TASK INPUT:

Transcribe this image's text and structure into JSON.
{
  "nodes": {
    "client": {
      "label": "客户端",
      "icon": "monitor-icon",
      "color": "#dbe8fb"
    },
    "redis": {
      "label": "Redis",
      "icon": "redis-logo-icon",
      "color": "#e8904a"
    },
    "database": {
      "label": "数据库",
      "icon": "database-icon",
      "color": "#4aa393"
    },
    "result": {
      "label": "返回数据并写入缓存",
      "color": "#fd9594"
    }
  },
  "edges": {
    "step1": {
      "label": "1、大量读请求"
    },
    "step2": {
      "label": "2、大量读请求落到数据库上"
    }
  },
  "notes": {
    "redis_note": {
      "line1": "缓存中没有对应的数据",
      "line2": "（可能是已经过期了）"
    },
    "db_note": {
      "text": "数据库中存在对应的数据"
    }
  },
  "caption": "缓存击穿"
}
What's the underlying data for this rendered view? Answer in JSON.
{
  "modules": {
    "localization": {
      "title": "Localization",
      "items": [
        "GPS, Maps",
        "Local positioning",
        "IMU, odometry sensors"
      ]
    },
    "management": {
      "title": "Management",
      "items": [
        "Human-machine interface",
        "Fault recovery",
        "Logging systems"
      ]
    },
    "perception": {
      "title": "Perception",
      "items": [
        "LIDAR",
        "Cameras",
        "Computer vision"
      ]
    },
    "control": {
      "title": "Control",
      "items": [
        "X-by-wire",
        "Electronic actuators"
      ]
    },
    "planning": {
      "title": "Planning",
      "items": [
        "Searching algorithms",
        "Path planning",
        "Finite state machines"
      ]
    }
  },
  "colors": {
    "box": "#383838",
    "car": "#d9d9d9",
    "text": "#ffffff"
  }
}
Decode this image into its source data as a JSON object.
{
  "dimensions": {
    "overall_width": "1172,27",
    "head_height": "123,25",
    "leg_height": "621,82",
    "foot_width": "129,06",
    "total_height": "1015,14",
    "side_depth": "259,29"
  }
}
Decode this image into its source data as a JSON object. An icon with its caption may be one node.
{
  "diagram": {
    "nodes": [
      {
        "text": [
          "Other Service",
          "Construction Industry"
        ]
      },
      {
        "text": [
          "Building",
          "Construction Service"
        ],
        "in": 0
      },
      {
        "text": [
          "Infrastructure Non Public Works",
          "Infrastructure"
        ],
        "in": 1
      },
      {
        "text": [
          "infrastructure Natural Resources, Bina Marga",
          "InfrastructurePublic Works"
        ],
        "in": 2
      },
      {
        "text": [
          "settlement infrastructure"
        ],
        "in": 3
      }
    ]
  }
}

WHAT THE EXERCISE ASKS:
Answer only with how many lines in the records include "Decode".

COMPLETED TASK:
2